>> BEGIN
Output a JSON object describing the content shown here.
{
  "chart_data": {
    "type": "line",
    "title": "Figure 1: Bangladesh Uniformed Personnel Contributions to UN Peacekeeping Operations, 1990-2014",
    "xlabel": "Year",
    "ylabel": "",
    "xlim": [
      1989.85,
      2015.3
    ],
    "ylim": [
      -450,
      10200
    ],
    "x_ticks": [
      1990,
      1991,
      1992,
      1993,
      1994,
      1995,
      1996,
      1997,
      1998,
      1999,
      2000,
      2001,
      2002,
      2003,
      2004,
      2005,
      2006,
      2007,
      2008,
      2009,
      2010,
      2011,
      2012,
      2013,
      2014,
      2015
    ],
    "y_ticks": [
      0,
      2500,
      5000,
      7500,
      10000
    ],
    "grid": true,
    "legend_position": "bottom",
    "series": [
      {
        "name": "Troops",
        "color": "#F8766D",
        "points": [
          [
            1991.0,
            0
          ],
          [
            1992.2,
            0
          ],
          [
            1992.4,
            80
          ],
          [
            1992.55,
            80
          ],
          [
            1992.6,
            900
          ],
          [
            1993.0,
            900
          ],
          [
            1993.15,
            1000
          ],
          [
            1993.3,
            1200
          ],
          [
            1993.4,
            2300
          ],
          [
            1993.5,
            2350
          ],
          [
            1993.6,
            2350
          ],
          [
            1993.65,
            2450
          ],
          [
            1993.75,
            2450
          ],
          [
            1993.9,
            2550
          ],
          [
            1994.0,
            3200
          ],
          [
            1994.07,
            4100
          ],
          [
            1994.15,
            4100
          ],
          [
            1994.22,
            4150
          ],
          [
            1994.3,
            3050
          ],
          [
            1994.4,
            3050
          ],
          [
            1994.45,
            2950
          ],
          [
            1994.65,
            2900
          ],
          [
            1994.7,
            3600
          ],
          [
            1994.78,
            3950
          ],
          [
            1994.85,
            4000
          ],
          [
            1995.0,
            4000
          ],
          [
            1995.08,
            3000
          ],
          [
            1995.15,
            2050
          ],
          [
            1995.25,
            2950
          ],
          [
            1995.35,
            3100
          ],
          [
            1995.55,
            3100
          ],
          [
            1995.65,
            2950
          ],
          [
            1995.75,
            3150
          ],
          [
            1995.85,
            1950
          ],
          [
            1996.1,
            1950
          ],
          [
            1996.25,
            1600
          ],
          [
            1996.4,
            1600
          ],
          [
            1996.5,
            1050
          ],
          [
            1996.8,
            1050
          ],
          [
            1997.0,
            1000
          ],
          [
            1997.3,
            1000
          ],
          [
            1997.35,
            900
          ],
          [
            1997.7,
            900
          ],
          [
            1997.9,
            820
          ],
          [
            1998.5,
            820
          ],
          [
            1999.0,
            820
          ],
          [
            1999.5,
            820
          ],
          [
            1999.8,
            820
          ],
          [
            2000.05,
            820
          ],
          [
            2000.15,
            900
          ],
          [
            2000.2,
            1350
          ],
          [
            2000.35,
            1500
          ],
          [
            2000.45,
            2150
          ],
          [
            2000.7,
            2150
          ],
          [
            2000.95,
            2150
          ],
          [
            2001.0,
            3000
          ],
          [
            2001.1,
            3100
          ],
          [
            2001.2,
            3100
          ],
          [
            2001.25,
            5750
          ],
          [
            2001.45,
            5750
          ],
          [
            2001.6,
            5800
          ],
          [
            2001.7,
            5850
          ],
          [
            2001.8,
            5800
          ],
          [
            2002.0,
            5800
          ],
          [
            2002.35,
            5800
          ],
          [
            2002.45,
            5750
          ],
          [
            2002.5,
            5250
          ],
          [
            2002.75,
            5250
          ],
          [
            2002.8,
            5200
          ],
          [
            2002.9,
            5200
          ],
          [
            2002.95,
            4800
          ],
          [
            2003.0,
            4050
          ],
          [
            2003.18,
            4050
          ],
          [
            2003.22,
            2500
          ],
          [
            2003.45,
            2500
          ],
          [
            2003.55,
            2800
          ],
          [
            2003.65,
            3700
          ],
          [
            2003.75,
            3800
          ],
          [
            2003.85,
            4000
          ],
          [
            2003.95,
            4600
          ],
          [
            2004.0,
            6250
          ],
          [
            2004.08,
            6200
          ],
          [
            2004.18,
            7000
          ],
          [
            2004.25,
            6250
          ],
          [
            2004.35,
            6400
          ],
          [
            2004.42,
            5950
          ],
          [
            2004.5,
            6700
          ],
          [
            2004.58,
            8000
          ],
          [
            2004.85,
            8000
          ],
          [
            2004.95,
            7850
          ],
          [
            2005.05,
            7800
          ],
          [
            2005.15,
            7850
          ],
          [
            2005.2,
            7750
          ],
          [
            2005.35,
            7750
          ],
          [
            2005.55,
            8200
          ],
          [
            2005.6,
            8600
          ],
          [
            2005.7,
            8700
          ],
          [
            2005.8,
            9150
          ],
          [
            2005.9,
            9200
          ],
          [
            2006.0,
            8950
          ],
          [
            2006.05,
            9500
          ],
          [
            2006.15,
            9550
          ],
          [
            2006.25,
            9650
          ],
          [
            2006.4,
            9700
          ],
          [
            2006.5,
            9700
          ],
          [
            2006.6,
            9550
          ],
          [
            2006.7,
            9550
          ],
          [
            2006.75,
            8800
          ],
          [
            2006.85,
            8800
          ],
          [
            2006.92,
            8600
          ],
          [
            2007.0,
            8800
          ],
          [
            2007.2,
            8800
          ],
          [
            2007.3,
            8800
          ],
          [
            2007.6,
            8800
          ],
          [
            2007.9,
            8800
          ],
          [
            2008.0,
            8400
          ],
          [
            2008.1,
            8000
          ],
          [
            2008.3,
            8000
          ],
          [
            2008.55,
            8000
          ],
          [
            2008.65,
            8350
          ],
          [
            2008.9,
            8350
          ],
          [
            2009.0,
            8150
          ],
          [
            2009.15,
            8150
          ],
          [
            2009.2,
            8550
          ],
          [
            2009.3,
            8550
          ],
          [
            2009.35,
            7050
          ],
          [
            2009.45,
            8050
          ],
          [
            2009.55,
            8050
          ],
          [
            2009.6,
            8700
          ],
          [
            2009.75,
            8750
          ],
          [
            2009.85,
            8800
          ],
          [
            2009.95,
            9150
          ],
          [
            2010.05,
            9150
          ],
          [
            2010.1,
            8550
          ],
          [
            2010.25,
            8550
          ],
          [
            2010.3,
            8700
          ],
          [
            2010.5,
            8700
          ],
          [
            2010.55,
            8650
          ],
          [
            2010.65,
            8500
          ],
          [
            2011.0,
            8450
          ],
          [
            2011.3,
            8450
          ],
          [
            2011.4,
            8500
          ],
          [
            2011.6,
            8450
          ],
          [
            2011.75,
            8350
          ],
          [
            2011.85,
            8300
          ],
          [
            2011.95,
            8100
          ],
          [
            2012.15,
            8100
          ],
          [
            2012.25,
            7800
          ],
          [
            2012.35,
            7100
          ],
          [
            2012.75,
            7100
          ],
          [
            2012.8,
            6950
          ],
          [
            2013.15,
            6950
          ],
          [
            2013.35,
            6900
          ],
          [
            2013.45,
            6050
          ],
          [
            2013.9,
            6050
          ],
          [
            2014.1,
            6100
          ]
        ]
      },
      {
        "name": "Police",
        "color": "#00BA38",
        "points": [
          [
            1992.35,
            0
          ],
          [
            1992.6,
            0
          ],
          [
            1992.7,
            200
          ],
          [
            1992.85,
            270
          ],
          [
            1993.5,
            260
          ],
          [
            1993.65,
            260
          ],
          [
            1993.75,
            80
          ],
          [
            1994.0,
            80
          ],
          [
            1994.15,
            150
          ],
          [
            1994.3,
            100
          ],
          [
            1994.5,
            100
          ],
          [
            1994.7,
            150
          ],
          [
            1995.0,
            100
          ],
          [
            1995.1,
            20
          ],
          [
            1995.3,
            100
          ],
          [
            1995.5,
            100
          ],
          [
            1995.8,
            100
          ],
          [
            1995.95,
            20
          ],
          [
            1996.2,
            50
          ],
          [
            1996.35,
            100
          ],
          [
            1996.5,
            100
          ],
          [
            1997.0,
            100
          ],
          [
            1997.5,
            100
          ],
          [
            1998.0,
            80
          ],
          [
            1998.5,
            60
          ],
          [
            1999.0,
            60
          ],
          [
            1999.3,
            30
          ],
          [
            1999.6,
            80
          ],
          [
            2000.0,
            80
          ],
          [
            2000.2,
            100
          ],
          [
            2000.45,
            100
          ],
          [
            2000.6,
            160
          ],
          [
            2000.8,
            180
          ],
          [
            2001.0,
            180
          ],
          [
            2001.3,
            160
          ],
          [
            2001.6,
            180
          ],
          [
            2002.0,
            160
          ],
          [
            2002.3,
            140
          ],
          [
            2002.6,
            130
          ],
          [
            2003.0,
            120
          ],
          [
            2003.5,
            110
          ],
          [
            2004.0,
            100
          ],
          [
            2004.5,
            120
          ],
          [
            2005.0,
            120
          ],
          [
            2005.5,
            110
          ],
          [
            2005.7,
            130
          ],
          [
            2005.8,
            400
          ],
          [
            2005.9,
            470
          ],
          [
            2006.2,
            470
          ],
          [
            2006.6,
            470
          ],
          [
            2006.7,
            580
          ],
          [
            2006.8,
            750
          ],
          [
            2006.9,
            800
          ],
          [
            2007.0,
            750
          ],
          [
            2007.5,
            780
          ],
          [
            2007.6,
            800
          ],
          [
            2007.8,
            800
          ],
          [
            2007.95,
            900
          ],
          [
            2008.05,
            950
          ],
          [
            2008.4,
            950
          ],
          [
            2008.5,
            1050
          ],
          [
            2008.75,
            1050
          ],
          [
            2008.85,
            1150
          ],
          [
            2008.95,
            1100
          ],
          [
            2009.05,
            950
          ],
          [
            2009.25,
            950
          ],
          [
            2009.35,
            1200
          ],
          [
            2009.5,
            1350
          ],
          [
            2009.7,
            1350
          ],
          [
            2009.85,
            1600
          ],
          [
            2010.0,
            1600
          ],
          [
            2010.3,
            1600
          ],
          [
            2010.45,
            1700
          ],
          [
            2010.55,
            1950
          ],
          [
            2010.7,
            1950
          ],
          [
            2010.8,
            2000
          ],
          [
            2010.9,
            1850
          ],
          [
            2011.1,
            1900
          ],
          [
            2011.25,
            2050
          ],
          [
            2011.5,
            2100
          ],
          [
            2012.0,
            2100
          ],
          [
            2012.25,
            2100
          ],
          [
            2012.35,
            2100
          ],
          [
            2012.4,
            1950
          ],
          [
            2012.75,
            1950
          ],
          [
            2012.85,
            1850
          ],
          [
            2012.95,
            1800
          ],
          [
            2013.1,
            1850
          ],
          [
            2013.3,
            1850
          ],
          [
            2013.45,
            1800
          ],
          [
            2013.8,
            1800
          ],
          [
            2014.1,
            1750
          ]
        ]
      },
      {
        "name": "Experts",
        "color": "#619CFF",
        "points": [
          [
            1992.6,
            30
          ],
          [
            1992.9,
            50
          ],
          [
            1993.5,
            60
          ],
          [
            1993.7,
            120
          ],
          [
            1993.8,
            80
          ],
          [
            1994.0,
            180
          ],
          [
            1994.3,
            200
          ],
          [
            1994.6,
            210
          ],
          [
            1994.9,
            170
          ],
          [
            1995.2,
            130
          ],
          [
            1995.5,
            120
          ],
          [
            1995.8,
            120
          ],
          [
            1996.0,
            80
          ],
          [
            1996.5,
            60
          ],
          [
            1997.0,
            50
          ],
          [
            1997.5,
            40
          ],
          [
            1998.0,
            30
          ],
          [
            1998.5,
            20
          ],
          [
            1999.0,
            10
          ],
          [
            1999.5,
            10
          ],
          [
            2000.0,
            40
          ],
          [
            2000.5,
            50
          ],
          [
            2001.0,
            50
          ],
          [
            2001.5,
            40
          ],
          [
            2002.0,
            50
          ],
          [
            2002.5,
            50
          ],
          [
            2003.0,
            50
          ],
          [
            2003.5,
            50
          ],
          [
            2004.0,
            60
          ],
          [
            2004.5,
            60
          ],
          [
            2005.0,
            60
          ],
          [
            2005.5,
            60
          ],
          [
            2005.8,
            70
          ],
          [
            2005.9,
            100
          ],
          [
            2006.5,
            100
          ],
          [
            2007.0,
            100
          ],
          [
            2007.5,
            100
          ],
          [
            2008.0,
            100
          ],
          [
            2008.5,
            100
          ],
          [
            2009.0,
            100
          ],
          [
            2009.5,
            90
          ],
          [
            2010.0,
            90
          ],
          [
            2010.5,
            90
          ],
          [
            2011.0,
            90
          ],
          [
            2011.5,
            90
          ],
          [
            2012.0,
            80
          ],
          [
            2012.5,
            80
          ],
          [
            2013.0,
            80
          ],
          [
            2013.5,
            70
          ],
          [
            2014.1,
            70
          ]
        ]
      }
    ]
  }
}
>> END
Your goal: Using the records given above, list every line that includes the word "name".

Exercise solution:
        "name": "Troops",
        "name": "Police",
        "name": "Experts",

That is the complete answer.